In this exercise, copy exactly the lines from the one that contains "What's the underlying" through the end of the entries below; pictures are not copied.

─── Data for this task

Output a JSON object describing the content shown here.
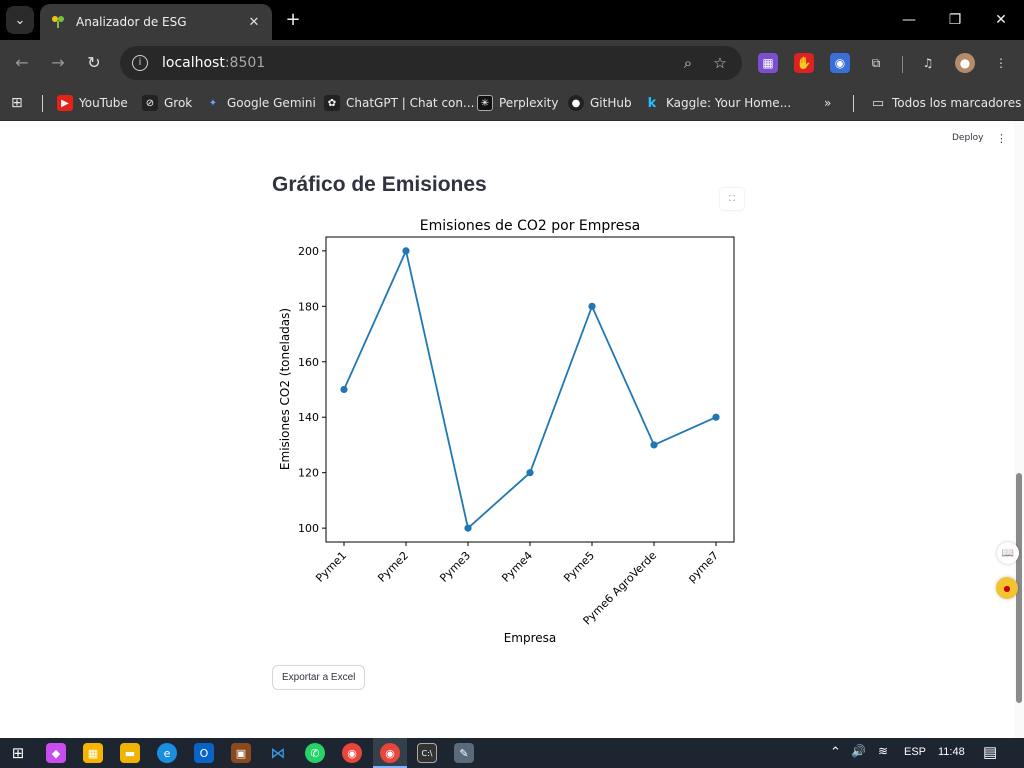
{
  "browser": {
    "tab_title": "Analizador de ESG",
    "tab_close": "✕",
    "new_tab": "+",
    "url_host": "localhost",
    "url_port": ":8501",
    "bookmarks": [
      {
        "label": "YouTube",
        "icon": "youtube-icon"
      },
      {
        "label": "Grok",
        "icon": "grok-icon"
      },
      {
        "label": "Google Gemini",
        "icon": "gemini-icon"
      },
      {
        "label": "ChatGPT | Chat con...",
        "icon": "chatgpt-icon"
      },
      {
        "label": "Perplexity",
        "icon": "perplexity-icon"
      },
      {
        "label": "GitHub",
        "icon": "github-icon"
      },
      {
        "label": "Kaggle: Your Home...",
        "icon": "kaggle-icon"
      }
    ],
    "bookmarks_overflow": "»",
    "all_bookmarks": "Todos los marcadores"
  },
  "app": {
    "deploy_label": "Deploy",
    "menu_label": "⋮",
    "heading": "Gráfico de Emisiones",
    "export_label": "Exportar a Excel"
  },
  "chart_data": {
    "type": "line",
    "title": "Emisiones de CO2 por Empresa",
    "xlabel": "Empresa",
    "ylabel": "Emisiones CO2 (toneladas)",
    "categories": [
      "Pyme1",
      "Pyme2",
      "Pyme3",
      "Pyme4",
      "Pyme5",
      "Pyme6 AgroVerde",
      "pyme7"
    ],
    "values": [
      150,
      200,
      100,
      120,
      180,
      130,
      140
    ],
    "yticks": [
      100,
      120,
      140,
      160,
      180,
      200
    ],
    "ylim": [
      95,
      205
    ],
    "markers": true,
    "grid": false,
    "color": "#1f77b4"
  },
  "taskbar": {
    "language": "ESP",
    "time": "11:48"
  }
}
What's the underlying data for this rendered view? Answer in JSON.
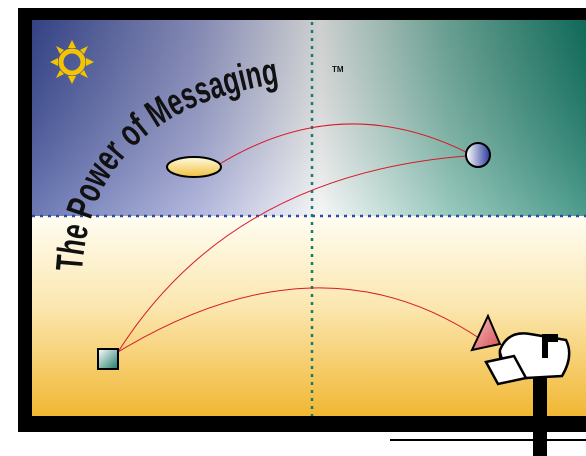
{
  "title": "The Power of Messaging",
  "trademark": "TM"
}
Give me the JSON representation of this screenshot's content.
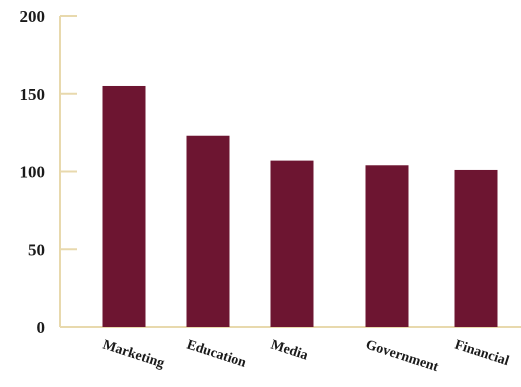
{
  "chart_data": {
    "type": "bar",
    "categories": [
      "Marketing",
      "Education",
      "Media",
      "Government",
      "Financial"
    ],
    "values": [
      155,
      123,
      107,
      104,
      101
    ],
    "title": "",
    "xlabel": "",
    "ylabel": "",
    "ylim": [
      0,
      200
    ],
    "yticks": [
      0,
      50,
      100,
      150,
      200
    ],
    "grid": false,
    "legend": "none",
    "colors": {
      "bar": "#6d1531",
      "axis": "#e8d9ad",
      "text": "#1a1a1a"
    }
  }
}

──────

**Solution**
What's the underlying data for this rendered view? Answer in JSON.
{
  "title": "The Power of Messaging",
  "trademark": "TM"
}
Give me the JSON representation of this screenshot's content.
{
  "chart_data": {
    "type": "bar",
    "categories": [
      "Marketing",
      "Education",
      "Media",
      "Government",
      "Financial"
    ],
    "values": [
      155,
      123,
      107,
      104,
      101
    ],
    "title": "",
    "xlabel": "",
    "ylabel": "",
    "ylim": [
      0,
      200
    ],
    "yticks": [
      0,
      50,
      100,
      150,
      200
    ],
    "grid": false,
    "legend": "none",
    "colors": {
      "bar": "#6d1531",
      "axis": "#e8d9ad",
      "text": "#1a1a1a"
    }
  }
}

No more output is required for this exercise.